Re: DeserializationSchema isEndOfStream usage?

Robert Metzger Fri, 22 Jan 2016 00:17:56 -0800

Hi David,

thank you for reporting the issue. I'll look into it. In the meantime, you
can set "flink.disable-metrics" to "true" in the properties. This way, you
disable the metrics.
I'll probably have to introduce something like a client id to differentiate
between the producers.


Robert

On Thu, Jan 21, 2016 at 11:51 PM, David Kim <david....@braintreepayments.com
> wrote:

> Hi Robert!
>
> Thanks for reaching out. I ran into an issue and wasn't sure if this was
> due to a misconfiguration on my end of if this is a real bug. I have one
> DataStream and I'm sinking to two different kafka sinks. When the job
> starts, I run into this error:
>
> org.apache.flink.runtime.client.JobExecutionException: Job execution
> failed.
> at
> org.apache.flink.runtime.jobmanager.JobManager$$anonfun$handleMessage$1$$anonfun$applyOrElse$7.apply$mcV$sp(JobManager.scala:659)
> at
> org.apache.flink.runtime.jobmanager.JobManager$$anonfun$handleMessage$1$$anonfun$applyOrElse$7.apply(JobManager.scala:605)
> at
> org.apache.flink.runtime.jobmanager.JobManager$$anonfun$handleMessage$1$$anonfun$applyOrElse$7.apply(JobManager.scala:605)
> at
> scala.concurrent.impl.Future$PromiseCompletingRunnable.liftedTree1$1(Future.scala:24)
> at
> scala.concurrent.impl.Future$PromiseCompletingRunnable.run(Future.scala:24)
> at akka.dispatch.TaskInvocation.run(AbstractDispatcher.scala:41)
> at
> akka.dispatch.ForkJoinExecutorConfigurator$AkkaForkJoinTask.exec(AbstractDispatcher.scala:401)
> at scala.concurrent.forkjoin.ForkJoinTask.doExec(ForkJoinTask.java:260)
> at
> scala.concurrent.forkjoin.ForkJoinPool$WorkQueue.runTask(ForkJoinPool.java:1339)
> at scala.concurrent.forkjoin.ForkJoinPool.runWorker(ForkJoinPool.java:1979)
> at
> scala.concurrent.forkjoin.ForkJoinWorkerThread.run(ForkJoinWorkerThread.java:107)

INSTRUCTIONS TO FOLLOW: Please continue the Flink mailing-list thread about sinking one DataStream to two Kafka sinks, starting right after its last line.

DATA EXTRACT:

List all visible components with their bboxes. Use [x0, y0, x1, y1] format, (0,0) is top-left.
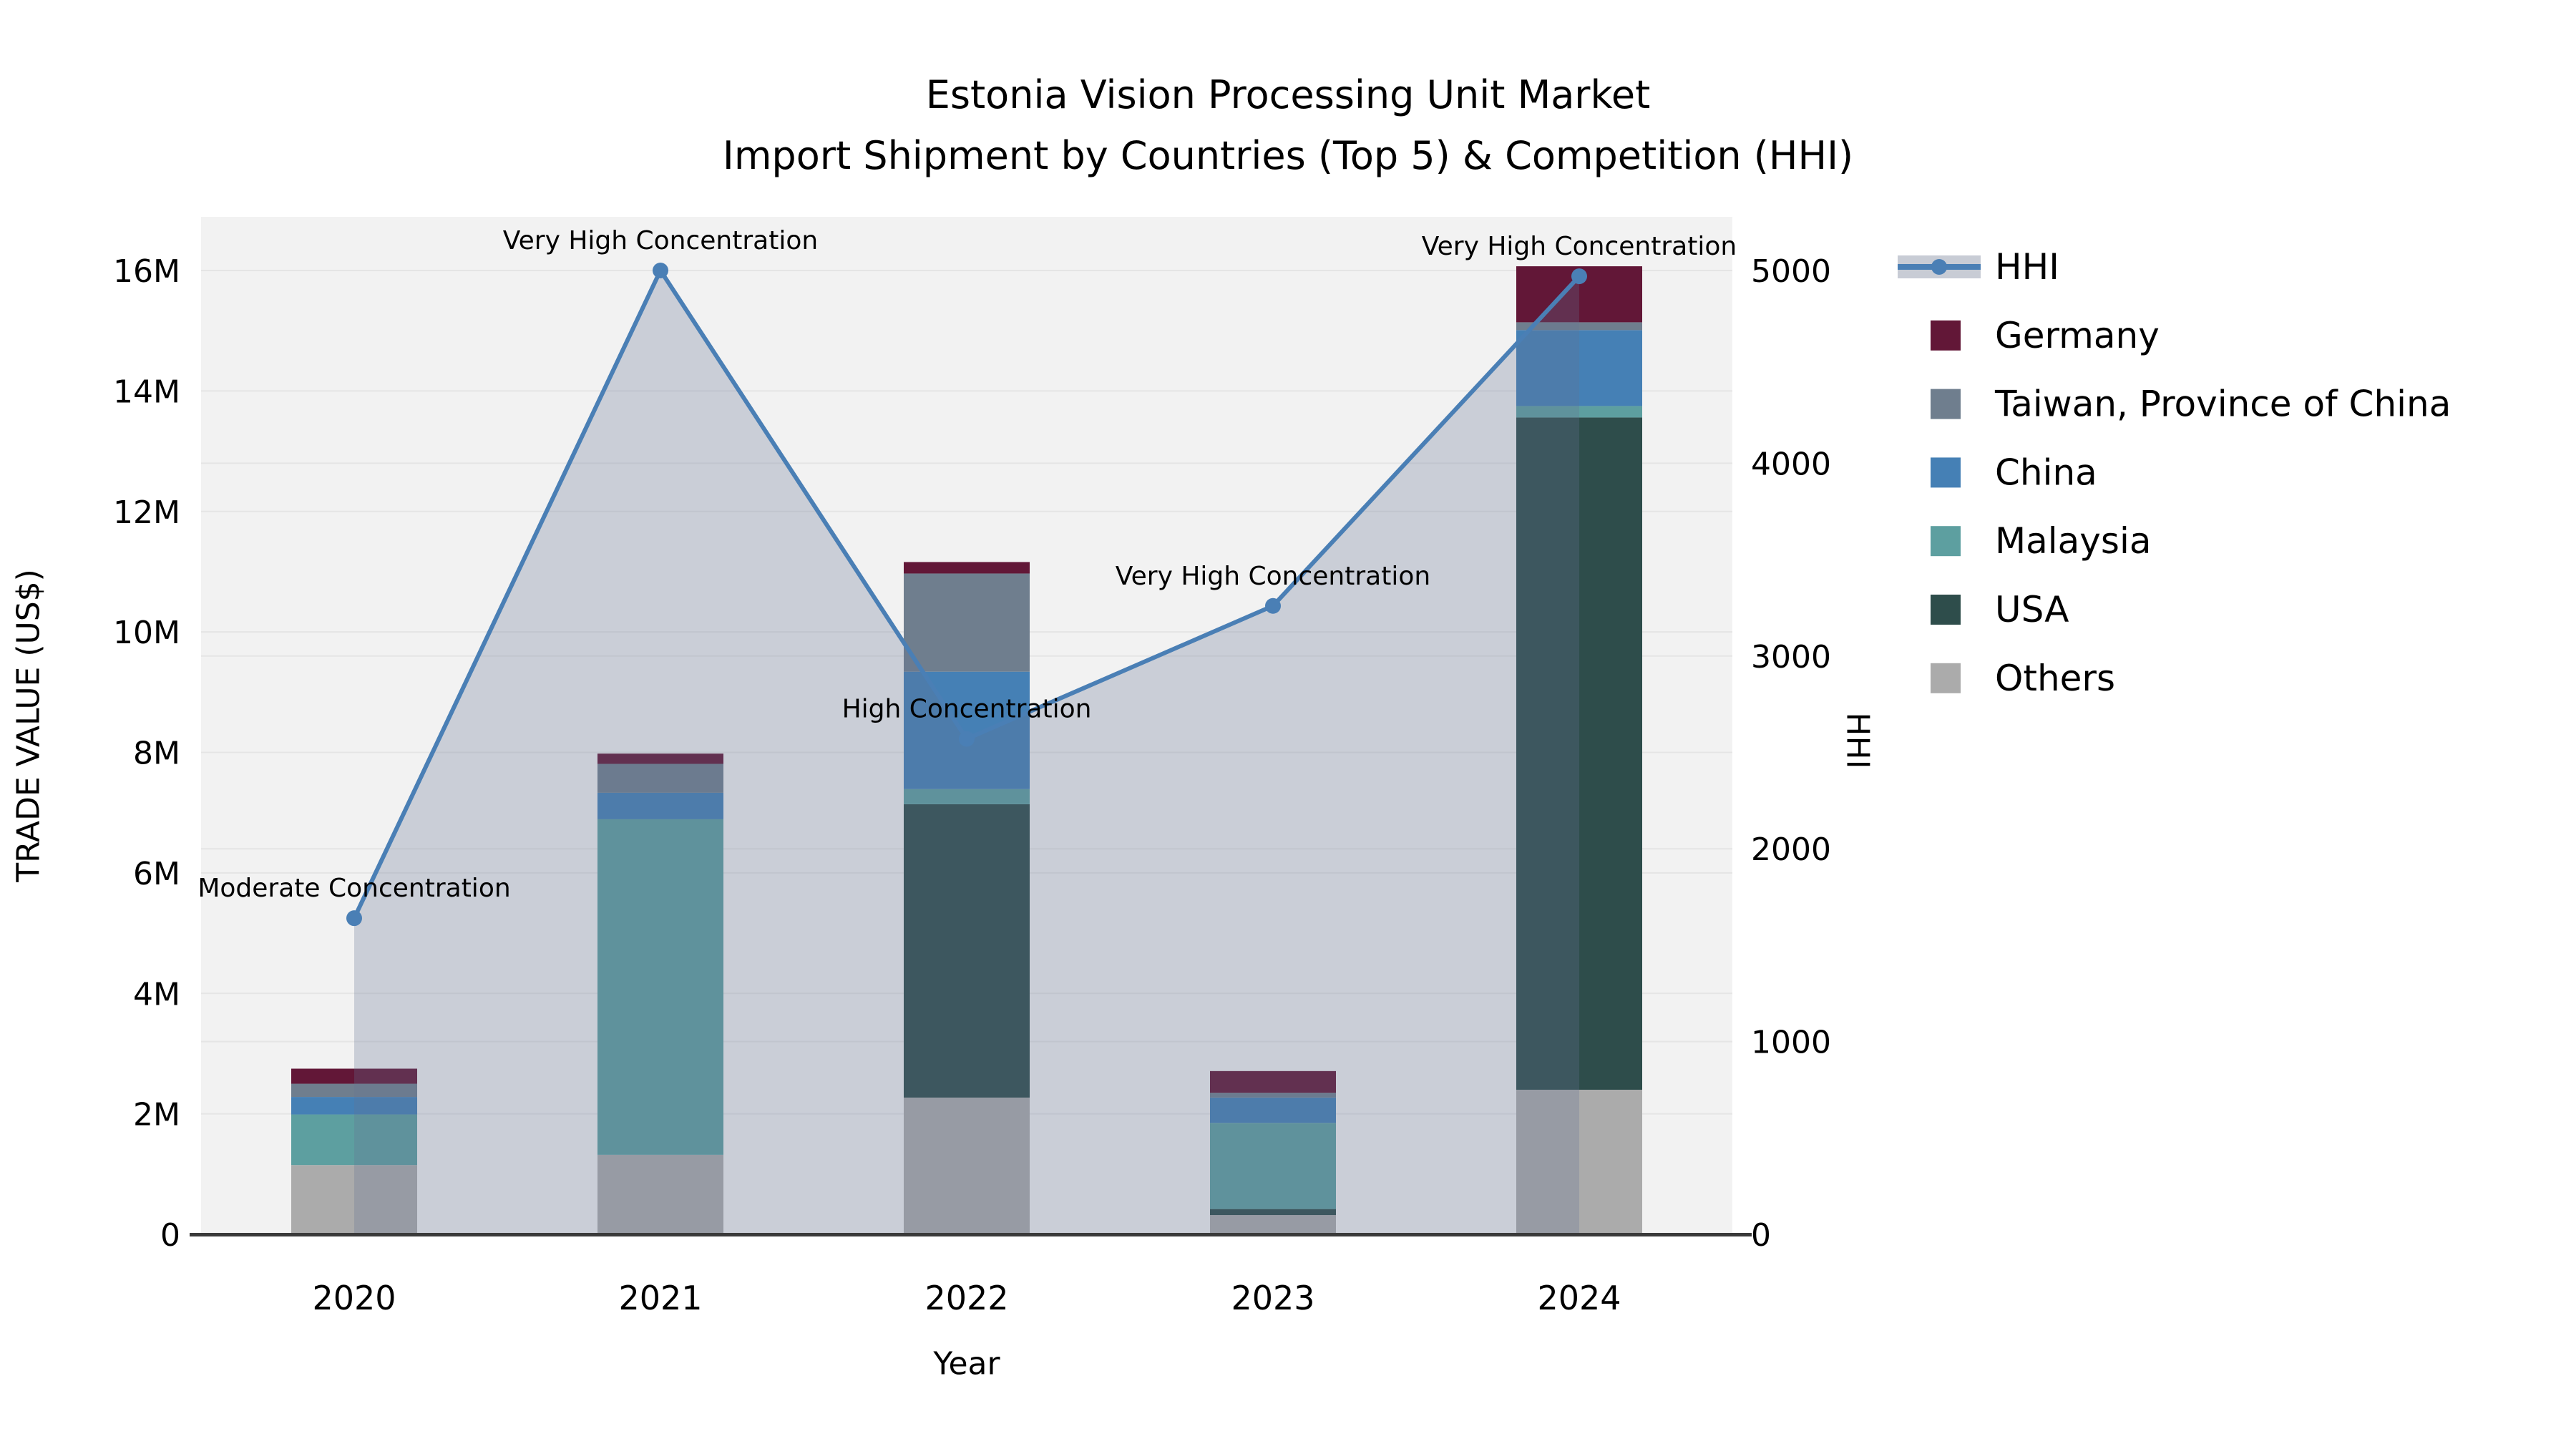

RESPONSE FOR THIS EXERCISE:
> Caused by: java.lang.UnsupportedOperationException: The accumulator
> 'producer-record-retry-rate' already exists and cannot be added.
> at
> org.apache.flink.api.common.functions.util.AbstractRuntimeUDFContext.addAccumulator(AbstractRuntimeUDFContext.java:121)
> at
> org.apache.flink.streaming.connectors.kafka.FlinkKafkaProducerBase.open(FlinkKafkaProducerBase.java:204)
> at
> org.apache.flink.api.common.functions.util.FunctionUtils.openFunction(FunctionUtils.java:36)
> at
> org.apache.flink.streaming.api.operators.AbstractUdfStreamOperator.open(AbstractUdfStreamOperator.java:89)
> at
> org.apache.flink.streaming.runtime.tasks.StreamTask.openAllOperators(StreamTask.java:305)
> at
> org.apache.flink.streaming.runtime.tasks.StreamTask.invoke(StreamTask.java:227)
> at org.apache.flink.runtime.taskmanager.Task.run(Task.java:567)
> at java.lang.Thread.run(Thread.java:745)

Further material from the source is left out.